=== Records ===

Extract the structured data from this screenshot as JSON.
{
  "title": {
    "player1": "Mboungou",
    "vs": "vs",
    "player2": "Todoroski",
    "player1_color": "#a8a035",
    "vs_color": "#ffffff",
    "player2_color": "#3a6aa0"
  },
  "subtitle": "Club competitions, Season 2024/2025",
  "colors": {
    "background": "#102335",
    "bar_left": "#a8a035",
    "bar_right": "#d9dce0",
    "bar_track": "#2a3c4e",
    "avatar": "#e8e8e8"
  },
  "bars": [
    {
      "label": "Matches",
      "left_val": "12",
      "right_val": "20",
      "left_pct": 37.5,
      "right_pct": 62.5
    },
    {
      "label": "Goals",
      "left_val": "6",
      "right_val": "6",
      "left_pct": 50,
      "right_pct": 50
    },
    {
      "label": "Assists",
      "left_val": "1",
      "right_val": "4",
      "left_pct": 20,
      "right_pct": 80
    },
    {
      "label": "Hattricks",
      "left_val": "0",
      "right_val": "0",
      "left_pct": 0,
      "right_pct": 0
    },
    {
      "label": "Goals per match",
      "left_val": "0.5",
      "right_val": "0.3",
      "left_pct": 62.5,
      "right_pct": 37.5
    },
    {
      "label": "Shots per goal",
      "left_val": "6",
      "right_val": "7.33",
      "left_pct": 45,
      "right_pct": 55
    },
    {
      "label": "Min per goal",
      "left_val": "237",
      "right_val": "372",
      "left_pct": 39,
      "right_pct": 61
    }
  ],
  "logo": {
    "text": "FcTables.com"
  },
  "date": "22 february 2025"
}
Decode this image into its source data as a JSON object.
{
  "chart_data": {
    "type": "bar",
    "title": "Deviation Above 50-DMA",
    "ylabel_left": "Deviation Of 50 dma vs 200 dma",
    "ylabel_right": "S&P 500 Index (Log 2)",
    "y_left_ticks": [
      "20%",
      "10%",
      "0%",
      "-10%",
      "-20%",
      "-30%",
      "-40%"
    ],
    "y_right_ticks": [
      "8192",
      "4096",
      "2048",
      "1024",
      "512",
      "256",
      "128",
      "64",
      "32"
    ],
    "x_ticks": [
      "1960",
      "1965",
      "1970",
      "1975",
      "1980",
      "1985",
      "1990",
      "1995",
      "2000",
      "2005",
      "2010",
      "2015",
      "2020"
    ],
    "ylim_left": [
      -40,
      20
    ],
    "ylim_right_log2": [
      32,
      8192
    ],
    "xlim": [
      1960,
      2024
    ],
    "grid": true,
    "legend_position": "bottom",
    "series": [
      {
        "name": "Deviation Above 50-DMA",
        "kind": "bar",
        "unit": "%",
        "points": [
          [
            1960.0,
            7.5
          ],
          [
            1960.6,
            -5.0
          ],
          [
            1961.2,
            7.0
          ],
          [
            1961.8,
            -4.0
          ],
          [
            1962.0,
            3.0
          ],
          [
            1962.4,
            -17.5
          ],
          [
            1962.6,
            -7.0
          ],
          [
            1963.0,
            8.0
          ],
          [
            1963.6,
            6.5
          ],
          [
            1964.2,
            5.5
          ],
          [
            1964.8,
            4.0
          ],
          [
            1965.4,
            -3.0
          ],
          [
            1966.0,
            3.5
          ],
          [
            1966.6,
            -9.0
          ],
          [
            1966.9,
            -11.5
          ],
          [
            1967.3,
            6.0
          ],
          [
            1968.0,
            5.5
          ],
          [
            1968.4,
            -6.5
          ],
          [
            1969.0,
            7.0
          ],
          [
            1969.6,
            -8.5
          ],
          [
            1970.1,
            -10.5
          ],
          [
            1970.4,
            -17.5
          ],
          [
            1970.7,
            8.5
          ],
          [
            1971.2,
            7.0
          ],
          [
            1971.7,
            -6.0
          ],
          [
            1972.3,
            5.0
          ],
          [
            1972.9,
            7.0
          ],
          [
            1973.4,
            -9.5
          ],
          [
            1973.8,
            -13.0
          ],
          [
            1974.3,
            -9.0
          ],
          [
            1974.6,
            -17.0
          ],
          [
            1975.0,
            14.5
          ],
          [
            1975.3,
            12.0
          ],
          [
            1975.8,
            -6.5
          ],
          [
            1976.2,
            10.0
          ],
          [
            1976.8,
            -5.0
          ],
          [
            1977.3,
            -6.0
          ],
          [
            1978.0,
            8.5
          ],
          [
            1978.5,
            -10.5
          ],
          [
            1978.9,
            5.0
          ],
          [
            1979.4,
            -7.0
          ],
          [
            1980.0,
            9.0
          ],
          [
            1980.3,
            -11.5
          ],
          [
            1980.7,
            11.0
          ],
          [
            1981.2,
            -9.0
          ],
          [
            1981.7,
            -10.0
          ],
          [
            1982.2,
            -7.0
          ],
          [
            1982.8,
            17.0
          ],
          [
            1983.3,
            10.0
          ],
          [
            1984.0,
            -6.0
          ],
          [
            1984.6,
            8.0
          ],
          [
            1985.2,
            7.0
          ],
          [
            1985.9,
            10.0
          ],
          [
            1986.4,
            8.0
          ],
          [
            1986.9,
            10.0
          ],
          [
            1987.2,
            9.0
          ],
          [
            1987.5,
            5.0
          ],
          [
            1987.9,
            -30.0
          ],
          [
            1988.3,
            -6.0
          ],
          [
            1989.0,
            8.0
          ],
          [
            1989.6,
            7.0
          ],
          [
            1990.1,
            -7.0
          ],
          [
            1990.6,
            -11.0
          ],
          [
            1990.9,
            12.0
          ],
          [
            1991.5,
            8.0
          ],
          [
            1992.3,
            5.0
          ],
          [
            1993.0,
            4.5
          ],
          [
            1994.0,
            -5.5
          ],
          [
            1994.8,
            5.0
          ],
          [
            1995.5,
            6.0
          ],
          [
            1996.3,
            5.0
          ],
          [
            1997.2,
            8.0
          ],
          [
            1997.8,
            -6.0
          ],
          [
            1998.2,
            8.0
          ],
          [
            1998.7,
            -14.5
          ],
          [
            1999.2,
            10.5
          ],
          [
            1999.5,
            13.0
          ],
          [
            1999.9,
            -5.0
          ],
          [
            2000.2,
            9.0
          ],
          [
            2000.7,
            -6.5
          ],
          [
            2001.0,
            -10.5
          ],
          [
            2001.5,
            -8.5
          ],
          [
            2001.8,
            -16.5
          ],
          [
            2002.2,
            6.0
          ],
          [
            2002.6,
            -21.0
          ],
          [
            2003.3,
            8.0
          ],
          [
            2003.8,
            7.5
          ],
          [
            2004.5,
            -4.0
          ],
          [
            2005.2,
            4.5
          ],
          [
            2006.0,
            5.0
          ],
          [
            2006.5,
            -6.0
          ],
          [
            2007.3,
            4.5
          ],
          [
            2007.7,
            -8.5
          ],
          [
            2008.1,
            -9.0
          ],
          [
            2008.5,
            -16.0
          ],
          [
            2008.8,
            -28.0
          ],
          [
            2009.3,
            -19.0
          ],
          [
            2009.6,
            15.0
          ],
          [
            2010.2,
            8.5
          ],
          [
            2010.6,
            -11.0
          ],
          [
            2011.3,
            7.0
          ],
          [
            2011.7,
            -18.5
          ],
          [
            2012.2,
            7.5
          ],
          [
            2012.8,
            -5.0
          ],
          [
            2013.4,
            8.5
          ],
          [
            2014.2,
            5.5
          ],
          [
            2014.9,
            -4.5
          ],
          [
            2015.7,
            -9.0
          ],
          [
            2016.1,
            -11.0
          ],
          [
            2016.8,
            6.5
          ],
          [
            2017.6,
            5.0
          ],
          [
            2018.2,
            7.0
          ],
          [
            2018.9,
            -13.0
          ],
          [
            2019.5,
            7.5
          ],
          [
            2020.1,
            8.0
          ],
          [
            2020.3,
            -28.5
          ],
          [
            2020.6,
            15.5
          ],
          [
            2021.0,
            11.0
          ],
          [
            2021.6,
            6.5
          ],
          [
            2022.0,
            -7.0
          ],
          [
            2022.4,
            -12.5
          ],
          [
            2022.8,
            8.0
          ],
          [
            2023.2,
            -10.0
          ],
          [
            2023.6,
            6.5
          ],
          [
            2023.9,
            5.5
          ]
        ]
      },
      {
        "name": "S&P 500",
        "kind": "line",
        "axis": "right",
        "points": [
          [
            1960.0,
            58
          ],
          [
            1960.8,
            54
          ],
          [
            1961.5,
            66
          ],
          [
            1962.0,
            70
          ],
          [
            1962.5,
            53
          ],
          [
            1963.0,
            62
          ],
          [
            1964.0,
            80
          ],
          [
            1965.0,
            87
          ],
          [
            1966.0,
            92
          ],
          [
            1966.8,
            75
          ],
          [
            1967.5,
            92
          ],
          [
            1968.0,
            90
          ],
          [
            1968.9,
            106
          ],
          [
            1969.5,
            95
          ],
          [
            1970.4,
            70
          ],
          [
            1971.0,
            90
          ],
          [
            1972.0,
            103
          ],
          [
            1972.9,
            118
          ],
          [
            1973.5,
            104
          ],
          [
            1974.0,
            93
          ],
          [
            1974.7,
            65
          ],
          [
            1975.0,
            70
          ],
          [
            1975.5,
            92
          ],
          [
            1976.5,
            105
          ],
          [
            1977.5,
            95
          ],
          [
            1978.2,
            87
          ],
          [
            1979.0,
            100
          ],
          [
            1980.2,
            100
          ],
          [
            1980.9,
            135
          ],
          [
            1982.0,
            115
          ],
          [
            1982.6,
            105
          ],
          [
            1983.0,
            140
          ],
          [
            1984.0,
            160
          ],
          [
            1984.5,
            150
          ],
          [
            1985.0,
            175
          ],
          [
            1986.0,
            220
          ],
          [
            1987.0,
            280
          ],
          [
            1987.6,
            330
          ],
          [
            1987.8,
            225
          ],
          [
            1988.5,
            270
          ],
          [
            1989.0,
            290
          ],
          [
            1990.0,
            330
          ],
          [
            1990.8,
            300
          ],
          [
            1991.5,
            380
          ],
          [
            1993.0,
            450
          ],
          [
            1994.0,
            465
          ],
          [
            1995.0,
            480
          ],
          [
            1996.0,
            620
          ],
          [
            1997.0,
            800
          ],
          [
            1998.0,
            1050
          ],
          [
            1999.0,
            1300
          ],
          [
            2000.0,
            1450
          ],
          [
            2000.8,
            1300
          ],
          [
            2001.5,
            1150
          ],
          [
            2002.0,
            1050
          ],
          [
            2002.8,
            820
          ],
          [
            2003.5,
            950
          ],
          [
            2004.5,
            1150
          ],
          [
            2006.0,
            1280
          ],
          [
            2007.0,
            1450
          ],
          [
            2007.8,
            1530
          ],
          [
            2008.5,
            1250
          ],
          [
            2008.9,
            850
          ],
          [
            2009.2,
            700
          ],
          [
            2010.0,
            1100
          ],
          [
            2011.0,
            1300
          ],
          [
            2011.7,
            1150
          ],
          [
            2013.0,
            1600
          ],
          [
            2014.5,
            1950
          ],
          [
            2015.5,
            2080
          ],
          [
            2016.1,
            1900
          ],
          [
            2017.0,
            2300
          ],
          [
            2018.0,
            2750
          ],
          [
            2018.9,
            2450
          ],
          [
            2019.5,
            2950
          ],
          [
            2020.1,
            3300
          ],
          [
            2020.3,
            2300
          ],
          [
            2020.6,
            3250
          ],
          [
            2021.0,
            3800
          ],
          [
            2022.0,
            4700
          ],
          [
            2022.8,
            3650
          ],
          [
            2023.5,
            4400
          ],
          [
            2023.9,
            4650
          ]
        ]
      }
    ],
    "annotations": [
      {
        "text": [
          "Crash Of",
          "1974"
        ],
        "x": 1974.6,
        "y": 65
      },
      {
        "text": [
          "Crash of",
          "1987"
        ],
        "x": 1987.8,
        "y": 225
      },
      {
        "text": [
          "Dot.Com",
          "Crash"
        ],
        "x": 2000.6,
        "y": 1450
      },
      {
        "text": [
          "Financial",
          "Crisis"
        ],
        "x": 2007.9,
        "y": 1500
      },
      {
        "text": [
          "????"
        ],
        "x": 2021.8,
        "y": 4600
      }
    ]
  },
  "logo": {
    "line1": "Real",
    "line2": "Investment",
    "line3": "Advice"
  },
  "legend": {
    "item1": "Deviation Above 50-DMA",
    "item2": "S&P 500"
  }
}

===

## Work instructions
Every line containing the string "this" must be listed.

## Exercise result
Extract the structured data from this screenshot as JSON.
Decode this image into its source data as a JSON object.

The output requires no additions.